Problem — Exactly repeat the material, dropping every picture from the copy.

## start Provided entries

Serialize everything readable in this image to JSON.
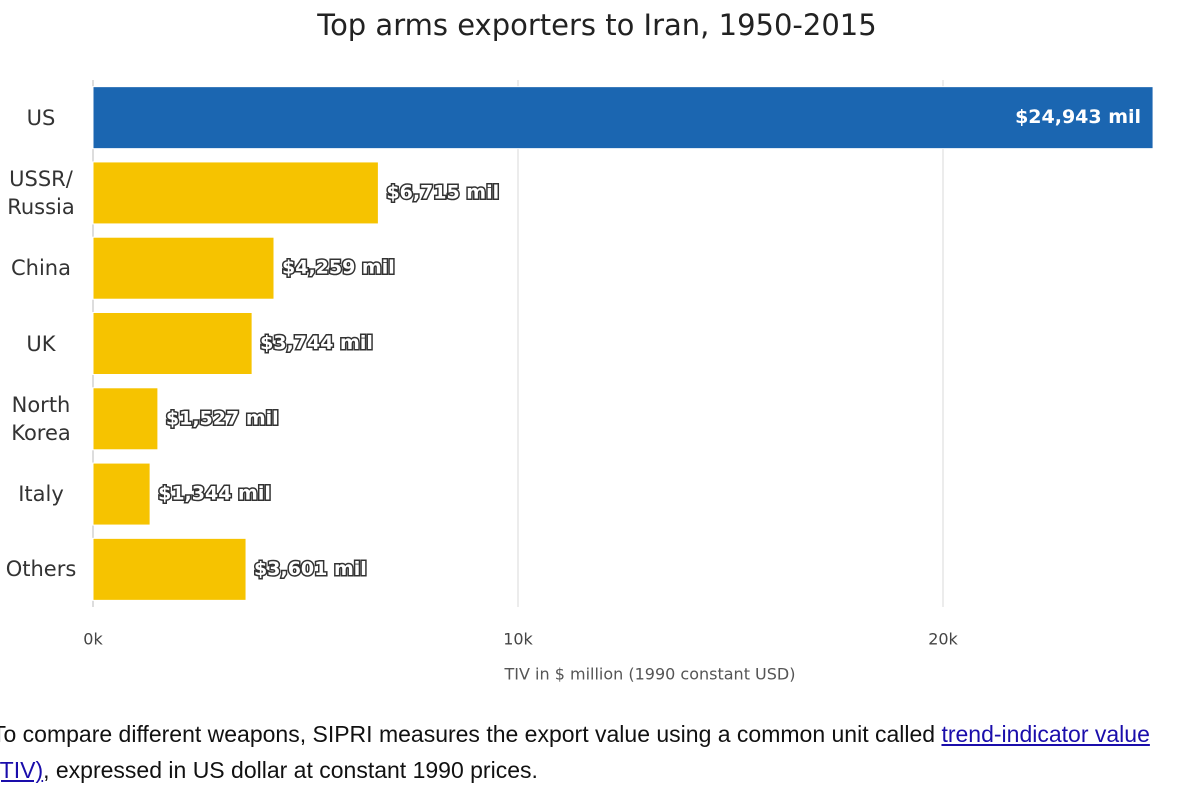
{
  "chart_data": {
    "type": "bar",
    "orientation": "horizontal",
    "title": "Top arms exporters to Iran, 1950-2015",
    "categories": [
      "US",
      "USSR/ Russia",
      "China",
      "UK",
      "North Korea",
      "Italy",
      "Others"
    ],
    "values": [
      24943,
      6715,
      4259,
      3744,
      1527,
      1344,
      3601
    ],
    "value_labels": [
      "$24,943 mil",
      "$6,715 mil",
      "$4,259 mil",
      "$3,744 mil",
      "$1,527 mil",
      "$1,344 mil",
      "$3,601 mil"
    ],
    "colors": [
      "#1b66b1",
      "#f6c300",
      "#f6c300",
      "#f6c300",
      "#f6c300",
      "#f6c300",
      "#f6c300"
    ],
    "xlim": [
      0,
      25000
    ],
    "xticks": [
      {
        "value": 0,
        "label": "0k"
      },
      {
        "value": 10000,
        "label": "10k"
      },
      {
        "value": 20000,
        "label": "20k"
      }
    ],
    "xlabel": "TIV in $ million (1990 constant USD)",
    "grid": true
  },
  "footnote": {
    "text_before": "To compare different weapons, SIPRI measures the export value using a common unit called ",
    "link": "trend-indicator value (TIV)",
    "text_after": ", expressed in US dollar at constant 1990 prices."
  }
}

## end Provided entries

Output —
Serialize everything readable in this image to JSON.
{
  "chart_data": {
    "type": "bar",
    "orientation": "horizontal",
    "title": "Top arms exporters to Iran, 1950-2015",
    "categories": [
      "US",
      "USSR/ Russia",
      "China",
      "UK",
      "North Korea",
      "Italy",
      "Others"
    ],
    "values": [
      24943,
      6715,
      4259,
      3744,
      1527,
      1344,
      3601
    ],
    "value_labels": [
      "$24,943 mil",
      "$6,715 mil",
      "$4,259 mil",
      "$3,744 mil",
      "$1,527 mil",
      "$1,344 mil",
      "$3,601 mil"
    ],
    "colors": [
      "#1b66b1",
      "#f6c300",
      "#f6c300",
      "#f6c300",
      "#f6c300",
      "#f6c300",
      "#f6c300"
    ],
    "xlim": [
      0,
      25000
    ],
    "xticks": [
      {
        "value": 0,
        "label": "0k"
      },
      {
        "value": 10000,
        "label": "10k"
      },
      {
        "value": 20000,
        "label": "20k"
      }
    ],
    "xlabel": "TIV in $ million (1990 constant USD)",
    "grid": true
  },
  "footnote": {
    "text_before": "To compare different weapons, SIPRI measures the export value using a common unit called ",
    "link": "trend-indicator value (TIV)",
    "text_after": ", expressed in US dollar at constant 1990 prices."
  }
}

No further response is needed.